Collection entries
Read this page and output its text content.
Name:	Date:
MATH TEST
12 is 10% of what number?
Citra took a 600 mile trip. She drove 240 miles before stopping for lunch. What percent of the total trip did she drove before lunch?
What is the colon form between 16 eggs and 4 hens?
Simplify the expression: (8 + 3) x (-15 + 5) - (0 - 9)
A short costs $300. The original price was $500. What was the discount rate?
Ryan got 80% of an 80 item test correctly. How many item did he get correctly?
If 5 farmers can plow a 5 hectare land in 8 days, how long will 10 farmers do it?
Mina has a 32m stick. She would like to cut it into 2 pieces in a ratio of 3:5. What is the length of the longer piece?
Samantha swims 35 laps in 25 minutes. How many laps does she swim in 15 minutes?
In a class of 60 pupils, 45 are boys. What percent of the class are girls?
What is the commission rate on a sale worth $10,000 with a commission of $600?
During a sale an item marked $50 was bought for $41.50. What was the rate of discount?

- **THE TASK**
Reproduce the material above, every line of it, exactly.

- **RESPONSE TO THE EXERCISE**
Read this page and output its text content.
Name:	Date:
MATH TEST
12 is 10% of what number?
Citra took a 600 mile trip. She drove 240 miles before stopping for lunch. What percent of the total trip did she drove before lunch?
What is the colon form between 16 eggs and 4 hens?
Simplify the expression: (8 + 3) x (-15 + 5) - (0 - 9)
A short costs $300. The original price was $500. What was the discount rate?
Ryan got 80% of an 80 item test correctly. How many item did he get correctly?
If 5 farmers can plow a 5 hectare land in 8 days, how long will 10 farmers do it?
Mina has a 32m stick. She would like to cut it into 2 pieces in a ratio of 3:5. What is the length of the longer piece?
Samantha swims 35 laps in 25 minutes. How many laps does she swim in 15 minutes?
In a class of 60 pupils, 45 are boys. What percent of the class are girls?
What is the commission rate on a sale worth $10,000 with a commission of $600?
During a sale an item marked $50 was bought for $41.50. What was the rate of discount?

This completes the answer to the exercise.